> **Objective**
Tell how many lines carry the word "心の疲れを感じたとき"; the reply is the number and nothing else.

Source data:
* * * *

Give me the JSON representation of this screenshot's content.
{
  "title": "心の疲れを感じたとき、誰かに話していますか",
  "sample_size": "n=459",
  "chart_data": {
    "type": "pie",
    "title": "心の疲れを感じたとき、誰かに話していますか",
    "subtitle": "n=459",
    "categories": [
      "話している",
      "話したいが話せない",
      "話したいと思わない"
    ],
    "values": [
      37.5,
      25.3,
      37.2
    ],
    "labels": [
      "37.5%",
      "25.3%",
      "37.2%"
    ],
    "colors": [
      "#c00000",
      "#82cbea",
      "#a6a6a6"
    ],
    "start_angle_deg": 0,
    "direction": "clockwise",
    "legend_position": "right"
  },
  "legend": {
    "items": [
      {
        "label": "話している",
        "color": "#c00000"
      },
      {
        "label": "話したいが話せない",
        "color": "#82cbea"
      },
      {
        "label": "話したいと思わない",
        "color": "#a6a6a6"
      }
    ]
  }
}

* * * *

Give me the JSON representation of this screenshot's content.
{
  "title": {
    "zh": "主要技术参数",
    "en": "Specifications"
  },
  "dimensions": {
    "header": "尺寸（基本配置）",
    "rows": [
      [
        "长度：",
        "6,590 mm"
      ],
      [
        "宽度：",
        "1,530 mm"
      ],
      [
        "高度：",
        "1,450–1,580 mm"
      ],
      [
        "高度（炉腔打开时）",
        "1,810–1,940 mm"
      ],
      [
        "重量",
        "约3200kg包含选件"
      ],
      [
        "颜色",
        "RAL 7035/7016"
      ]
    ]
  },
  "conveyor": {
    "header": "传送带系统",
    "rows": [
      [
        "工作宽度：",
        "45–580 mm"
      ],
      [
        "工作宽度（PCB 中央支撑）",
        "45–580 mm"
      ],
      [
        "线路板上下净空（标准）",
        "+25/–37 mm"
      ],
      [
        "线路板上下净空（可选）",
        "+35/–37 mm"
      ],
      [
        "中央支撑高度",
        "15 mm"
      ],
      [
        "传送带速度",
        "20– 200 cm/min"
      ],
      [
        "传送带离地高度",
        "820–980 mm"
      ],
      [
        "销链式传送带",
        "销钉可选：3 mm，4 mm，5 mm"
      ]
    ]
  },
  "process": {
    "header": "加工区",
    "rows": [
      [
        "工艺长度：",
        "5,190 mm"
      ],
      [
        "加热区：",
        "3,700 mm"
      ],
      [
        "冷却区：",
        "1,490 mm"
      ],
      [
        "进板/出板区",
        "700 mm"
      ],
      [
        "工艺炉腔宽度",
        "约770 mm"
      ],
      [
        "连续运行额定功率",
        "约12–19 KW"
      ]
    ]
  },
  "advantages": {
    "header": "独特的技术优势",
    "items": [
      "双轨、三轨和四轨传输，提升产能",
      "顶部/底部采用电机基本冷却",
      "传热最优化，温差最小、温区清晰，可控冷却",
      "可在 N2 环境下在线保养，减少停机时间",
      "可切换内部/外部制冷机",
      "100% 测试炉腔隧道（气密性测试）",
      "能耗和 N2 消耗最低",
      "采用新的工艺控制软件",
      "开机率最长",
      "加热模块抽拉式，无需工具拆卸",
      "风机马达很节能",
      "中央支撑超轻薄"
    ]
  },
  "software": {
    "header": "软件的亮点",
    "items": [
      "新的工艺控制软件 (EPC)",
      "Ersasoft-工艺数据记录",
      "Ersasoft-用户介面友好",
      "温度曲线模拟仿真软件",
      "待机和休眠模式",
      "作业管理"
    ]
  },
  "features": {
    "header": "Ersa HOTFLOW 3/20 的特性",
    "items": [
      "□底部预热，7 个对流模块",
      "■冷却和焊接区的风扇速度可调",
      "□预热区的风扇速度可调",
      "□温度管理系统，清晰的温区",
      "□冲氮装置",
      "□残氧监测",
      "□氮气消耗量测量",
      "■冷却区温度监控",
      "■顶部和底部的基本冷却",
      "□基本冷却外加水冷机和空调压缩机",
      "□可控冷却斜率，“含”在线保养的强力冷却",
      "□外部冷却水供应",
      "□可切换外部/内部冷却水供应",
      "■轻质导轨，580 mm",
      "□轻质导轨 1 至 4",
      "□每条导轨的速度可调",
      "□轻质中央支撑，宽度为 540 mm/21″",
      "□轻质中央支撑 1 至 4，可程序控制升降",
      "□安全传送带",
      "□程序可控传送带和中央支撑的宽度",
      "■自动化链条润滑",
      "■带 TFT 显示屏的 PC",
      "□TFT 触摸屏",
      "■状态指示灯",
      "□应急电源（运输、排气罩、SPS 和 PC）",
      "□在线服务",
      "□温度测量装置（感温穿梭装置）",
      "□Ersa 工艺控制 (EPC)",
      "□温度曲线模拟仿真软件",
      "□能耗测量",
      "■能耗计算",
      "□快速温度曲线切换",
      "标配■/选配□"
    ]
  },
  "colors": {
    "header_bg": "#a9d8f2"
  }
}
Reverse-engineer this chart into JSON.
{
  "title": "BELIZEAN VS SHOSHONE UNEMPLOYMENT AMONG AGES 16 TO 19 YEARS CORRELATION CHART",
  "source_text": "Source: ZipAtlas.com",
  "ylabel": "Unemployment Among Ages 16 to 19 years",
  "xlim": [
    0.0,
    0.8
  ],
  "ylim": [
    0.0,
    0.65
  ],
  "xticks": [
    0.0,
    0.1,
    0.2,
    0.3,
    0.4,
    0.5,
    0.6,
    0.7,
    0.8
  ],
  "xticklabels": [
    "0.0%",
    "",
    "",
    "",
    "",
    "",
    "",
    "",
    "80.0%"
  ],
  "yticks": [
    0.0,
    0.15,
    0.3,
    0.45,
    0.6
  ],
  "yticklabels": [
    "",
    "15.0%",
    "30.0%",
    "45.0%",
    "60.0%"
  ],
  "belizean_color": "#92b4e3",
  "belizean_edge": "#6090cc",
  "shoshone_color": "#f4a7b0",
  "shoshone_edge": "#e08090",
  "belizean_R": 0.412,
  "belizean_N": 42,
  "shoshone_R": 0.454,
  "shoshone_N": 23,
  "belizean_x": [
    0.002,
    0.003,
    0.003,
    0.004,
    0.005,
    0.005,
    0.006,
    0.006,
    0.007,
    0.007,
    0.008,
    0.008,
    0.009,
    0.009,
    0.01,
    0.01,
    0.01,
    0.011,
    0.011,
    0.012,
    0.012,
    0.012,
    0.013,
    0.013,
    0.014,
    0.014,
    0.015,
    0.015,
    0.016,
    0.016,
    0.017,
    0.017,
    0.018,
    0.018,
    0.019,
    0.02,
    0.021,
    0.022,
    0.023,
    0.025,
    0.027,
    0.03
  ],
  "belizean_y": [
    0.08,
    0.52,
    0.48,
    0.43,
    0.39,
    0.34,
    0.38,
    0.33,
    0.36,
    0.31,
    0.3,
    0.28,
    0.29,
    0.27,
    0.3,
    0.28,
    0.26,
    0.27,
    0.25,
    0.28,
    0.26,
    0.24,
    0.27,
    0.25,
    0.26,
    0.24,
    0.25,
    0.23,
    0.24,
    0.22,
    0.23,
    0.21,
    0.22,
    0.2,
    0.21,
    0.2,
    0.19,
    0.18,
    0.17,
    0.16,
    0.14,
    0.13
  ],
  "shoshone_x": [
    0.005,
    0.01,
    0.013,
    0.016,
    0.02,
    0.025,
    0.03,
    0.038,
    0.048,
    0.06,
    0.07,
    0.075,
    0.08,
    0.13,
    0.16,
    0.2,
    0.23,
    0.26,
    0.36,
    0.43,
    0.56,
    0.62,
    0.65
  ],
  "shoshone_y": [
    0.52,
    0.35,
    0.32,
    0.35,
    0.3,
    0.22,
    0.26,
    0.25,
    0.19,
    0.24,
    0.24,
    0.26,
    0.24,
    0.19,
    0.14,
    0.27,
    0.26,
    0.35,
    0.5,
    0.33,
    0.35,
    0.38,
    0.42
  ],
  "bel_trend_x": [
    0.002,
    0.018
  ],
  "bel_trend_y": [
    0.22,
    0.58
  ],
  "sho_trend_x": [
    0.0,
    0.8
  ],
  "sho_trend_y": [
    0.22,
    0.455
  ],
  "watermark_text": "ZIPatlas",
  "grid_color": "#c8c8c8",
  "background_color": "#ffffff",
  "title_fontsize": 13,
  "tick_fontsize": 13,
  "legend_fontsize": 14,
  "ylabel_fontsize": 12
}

* * * *

> **Output of the exercise**
2